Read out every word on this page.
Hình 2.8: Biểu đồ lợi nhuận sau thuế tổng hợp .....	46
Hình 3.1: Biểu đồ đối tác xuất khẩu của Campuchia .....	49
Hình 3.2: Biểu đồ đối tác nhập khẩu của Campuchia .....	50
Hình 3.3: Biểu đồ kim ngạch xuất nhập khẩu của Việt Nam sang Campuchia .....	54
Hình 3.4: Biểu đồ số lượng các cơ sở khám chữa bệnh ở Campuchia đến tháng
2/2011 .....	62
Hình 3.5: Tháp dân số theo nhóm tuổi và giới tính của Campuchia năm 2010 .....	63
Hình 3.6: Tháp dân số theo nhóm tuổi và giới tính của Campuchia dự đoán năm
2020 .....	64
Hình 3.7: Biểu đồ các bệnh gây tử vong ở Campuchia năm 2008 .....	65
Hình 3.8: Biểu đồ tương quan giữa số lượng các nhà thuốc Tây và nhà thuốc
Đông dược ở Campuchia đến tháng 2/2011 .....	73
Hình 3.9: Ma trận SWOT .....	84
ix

_ _ _ _ _

[WORK TO COMPLETE]: Copy the data above in full, character for character.

[TASK SOLUTION]:
Read out every word on this page.
Hình 2.8: Biểu đồ lợi nhuận sau thuế tổng hợp .....	46
Hình 3.1: Biểu đồ đối tác xuất khẩu của Campuchia .....	49
Hình 3.2: Biểu đồ đối tác nhập khẩu của Campuchia .....	50
Hình 3.3: Biểu đồ kim ngạch xuất nhập khẩu của Việt Nam sang Campuchia .....	54
Hình 3.4: Biểu đồ số lượng các cơ sở khám chữa bệnh ở Campuchia đến tháng
2/2011 .....	62
Hình 3.5: Tháp dân số theo nhóm tuổi và giới tính của Campuchia năm 2010 .....	63
Hình 3.6: Tháp dân số theo nhóm tuổi và giới tính của Campuchia dự đoán năm
2020 .....	64
Hình 3.7: Biểu đồ các bệnh gây tử vong ở Campuchia năm 2008 .....	65
Hình 3.8: Biểu đồ tương quan giữa số lượng các nhà thuốc Tây và nhà thuốc
Đông dược ở Campuchia đến tháng 2/2011 .....	73
Hình 3.9: Ma trận SWOT .....	84
ix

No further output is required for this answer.